### Exercise input
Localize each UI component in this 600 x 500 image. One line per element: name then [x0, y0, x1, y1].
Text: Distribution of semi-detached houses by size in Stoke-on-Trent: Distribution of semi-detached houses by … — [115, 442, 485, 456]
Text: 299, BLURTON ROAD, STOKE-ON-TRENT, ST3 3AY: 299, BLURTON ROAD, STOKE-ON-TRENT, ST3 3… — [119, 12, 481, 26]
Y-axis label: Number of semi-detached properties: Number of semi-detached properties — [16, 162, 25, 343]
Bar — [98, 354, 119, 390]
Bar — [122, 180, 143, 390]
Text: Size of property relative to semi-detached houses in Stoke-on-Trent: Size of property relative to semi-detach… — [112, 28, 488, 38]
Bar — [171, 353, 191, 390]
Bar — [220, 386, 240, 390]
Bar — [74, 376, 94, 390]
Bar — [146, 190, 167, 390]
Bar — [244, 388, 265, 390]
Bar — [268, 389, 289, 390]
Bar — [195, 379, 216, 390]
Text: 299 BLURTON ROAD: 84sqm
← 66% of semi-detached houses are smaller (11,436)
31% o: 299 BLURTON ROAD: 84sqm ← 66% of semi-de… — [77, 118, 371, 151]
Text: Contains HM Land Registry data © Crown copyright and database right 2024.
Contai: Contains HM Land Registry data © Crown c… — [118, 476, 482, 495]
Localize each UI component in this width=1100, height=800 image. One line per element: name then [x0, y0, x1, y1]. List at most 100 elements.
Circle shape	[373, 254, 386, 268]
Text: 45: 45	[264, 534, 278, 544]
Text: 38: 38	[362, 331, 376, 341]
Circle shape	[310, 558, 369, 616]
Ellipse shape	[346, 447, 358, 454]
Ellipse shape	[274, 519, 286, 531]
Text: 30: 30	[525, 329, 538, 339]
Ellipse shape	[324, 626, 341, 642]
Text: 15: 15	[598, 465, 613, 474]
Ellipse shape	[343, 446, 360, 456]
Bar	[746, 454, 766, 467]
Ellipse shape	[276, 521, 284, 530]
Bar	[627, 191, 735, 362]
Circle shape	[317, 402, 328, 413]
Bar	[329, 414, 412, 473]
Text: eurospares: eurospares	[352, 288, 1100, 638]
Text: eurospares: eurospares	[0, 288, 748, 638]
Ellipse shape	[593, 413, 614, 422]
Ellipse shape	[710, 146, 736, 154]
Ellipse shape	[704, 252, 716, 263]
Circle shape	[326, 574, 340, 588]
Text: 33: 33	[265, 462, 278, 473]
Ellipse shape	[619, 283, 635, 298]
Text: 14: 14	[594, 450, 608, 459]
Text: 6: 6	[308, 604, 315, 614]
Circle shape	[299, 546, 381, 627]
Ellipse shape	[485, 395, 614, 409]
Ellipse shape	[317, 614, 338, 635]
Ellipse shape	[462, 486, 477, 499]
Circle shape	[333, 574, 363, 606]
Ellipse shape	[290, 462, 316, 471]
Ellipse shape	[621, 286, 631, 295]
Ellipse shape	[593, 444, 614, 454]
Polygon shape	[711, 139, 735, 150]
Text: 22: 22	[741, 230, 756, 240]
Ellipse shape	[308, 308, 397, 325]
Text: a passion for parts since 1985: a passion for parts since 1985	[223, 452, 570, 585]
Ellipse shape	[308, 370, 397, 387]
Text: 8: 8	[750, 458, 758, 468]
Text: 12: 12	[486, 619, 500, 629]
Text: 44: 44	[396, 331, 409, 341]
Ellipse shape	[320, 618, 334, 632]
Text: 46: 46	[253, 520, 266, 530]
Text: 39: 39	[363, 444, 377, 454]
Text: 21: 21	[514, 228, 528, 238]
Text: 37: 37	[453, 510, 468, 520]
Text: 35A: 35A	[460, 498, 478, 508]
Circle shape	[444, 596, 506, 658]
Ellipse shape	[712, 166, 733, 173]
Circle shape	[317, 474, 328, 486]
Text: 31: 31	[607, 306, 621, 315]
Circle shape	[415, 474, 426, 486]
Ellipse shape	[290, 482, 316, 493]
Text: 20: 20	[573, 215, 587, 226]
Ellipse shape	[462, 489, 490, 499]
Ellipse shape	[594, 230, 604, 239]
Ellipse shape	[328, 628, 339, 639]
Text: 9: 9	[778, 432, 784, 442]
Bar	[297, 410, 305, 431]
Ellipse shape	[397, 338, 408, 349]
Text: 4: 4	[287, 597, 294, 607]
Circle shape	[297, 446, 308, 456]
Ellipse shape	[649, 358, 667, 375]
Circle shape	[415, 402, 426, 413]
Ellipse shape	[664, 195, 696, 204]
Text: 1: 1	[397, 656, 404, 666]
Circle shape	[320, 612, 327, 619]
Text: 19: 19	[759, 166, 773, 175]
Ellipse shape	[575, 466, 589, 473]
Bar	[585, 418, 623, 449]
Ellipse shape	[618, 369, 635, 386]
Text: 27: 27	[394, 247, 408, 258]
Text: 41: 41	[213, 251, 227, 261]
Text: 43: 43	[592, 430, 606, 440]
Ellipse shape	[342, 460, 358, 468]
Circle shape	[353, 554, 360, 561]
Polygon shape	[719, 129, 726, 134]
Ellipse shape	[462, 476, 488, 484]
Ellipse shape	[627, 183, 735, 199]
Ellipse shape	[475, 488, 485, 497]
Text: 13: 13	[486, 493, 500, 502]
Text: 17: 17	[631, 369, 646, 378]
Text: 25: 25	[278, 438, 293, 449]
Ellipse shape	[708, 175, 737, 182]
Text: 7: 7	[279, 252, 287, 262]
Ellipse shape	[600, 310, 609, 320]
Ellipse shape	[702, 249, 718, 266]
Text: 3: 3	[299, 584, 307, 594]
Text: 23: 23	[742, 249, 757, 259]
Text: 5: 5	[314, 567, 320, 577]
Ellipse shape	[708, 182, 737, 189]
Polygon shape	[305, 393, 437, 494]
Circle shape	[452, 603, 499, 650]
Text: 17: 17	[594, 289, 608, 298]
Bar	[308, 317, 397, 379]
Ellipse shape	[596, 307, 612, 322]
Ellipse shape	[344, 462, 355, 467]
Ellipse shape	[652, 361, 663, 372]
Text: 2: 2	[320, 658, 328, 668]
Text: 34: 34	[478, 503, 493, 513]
######
Present every line of the material above as a numbered list, omitting any blank lines.

• _Task response_
1. Localize each UI component in this 600 x 500 image. One line per element: name then [x0, y0, x1, y1].
2. Text: Distribution of semi-detached houses by size in Stoke-on-Trent: Distribution of semi-detached houses by … — [115, 442, 485, 456]
3. Text: 299, BLURTON ROAD, STOKE-ON-TRENT, ST3 3AY: 299, BLURTON ROAD, STOKE-ON-TRENT, ST3 3… — [119, 12, 481, 26]
4. Y-axis label: Number of semi-detached properties: Number of semi-detached properties — [16, 162, 25, 343]
5. Bar — [98, 354, 119, 390]
6. Bar — [122, 180, 143, 390]
7. Text: Size of property relative to semi-detached houses in Stoke-on-Trent: Size of property relative to semi-detach… — [112, 28, 488, 38]
8. Bar — [171, 353, 191, 390]
9. Bar — [220, 386, 240, 390]
10. Bar — [74, 376, 94, 390]
11. Bar — [146, 190, 167, 390]
12. Bar — [244, 388, 265, 390]
13. Bar — [268, 389, 289, 390]
14. Bar — [195, 379, 216, 390]
15. Text: 299 BLURTON ROAD: 84sqm
16. ← 66% of semi-detached houses are smaller (11,436)
17. 31% o: 299 BLURTON ROAD: 84sqm ← 66% of semi-de… — [77, 118, 371, 151]
18. Text: Contains HM Land Registry data © Crown copyright and database right 2024.
19. Contai: Contains HM Land Registry data © Crown c… — [118, 476, 482, 495]
20. Localize each UI component in this width=1100, height=800 image. One line per element: name then [x0, y0, x1, y1]. List at most 100 elements.
21. Circle shape	[373, 254, 386, 268]
22. Text: 45: 45	[264, 534, 278, 544]
23. Text: 38: 38	[362, 331, 376, 341]
24. Circle shape	[310, 558, 369, 616]
25. Ellipse shape	[346, 447, 358, 454]
26. Ellipse shape	[274, 519, 286, 531]
27. Text: 30: 30	[525, 329, 538, 339]
28. Ellipse shape	[324, 626, 341, 642]
29. Text: 15: 15	[598, 465, 613, 474]
30. Ellipse shape	[343, 446, 360, 456]
31. Bar	[746, 454, 766, 467]
32. Ellipse shape	[276, 521, 284, 530]
33. Bar	[627, 191, 735, 362]
34. Circle shape	[317, 402, 328, 413]
35. Bar	[329, 414, 412, 473]
36. Text: eurospares: eurospares	[352, 288, 1100, 638]
37. Text: eurospares: eurospares	[0, 288, 748, 638]
38. Ellipse shape	[593, 413, 614, 422]
39. Ellipse shape	[710, 146, 736, 154]
40. Ellipse shape	[704, 252, 716, 263]
41. Circle shape	[326, 574, 340, 588]
42. Text: 33: 33	[265, 462, 278, 473]
43. Ellipse shape	[619, 283, 635, 298]
44. Text: 14: 14	[594, 450, 608, 459]
45. Text: 6: 6	[308, 604, 315, 614]
46. Circle shape	[299, 546, 381, 627]
47. Ellipse shape	[485, 395, 614, 409]
48. Ellipse shape	[317, 614, 338, 635]
49. Ellipse shape	[462, 486, 477, 499]
50. Circle shape	[333, 574, 363, 606]
51. Ellipse shape	[290, 462, 316, 471]
52. Ellipse shape	[621, 286, 631, 295]
53. Ellipse shape	[593, 444, 614, 454]
54. Polygon shape	[711, 139, 735, 150]
55. Text: 22: 22	[741, 230, 756, 240]
56. Ellipse shape	[308, 308, 397, 325]
57. Text: a passion for parts since 1985: a passion for parts since 1985	[223, 452, 570, 585]
58. Ellipse shape	[308, 370, 397, 387]
59. Text: 8: 8	[750, 458, 758, 468]
60. Text: 12: 12	[486, 619, 500, 629]
61. Text: 44: 44	[396, 331, 409, 341]
62. Ellipse shape	[320, 618, 334, 632]
63. Text: 46: 46	[253, 520, 266, 530]
64. Text: 39: 39	[363, 444, 377, 454]
65. Text: 21: 21	[514, 228, 528, 238]
66. Text: 37: 37	[453, 510, 468, 520]
67. Text: 35A: 35A	[460, 498, 478, 508]
68. Circle shape	[444, 596, 506, 658]
69. Ellipse shape	[712, 166, 733, 173]
70. Circle shape	[317, 474, 328, 486]
71. Text: 31: 31	[607, 306, 621, 315]
72. Circle shape	[415, 474, 426, 486]
73. Ellipse shape	[290, 482, 316, 493]
74. Text: 20: 20	[573, 215, 587, 226]
75. Ellipse shape	[462, 489, 490, 499]
76. Ellipse shape	[594, 230, 604, 239]
77. Ellipse shape	[328, 628, 339, 639]
78. Text: 9: 9	[778, 432, 784, 442]
79. Bar	[297, 410, 305, 431]
80. Ellipse shape	[397, 338, 408, 349]
81. Text: 4: 4	[287, 597, 294, 607]
82. Circle shape	[297, 446, 308, 456]
83. Ellipse shape	[649, 358, 667, 375]
84. Circle shape	[415, 402, 426, 413]
85. Ellipse shape	[664, 195, 696, 204]
86. Text: 1: 1	[397, 656, 404, 666]
87. Circle shape	[320, 612, 327, 619]
88. Text: 19: 19	[759, 166, 773, 175]
89. Ellipse shape	[575, 466, 589, 473]
90. Bar	[585, 418, 623, 449]
91. Ellipse shape	[618, 369, 635, 386]
92. Text: 27: 27	[394, 247, 408, 258]
93. Text: 41: 41	[213, 251, 227, 261]
94. Text: 43: 43	[592, 430, 606, 440]
95. Ellipse shape	[342, 460, 358, 468]
96. Circle shape	[353, 554, 360, 561]
97. Polygon shape	[719, 129, 726, 134]
98. Ellipse shape	[462, 476, 488, 484]
99. Ellipse shape	[627, 183, 735, 199]
100. Ellipse shape	[475, 488, 485, 497]
101. Text: 13: 13	[486, 493, 500, 502]
102. Text: 17: 17	[631, 369, 646, 378]
103. Text: 25: 25	[278, 438, 293, 449]
104. Ellipse shape	[708, 175, 737, 182]
105. Text: 7: 7	[279, 252, 287, 262]
106. Ellipse shape	[600, 310, 609, 320]
107. Ellipse shape	[702, 249, 718, 266]
108. Text: 3: 3	[299, 584, 307, 594]
109. Text: 23: 23	[742, 249, 757, 259]
110. Text: 5: 5	[314, 567, 320, 577]
111. Ellipse shape	[708, 182, 737, 189]
112. Polygon shape	[305, 393, 437, 494]
113. Circle shape	[452, 603, 499, 650]
114. Text: 17: 17	[594, 289, 608, 298]
115. Bar	[308, 317, 397, 379]
116. Ellipse shape	[596, 307, 612, 322]
117. Ellipse shape	[344, 462, 355, 467]
118. Ellipse shape	[652, 361, 663, 372]
119. Text: 2: 2	[320, 658, 328, 668]
120. Text: 34: 34	[478, 503, 493, 513]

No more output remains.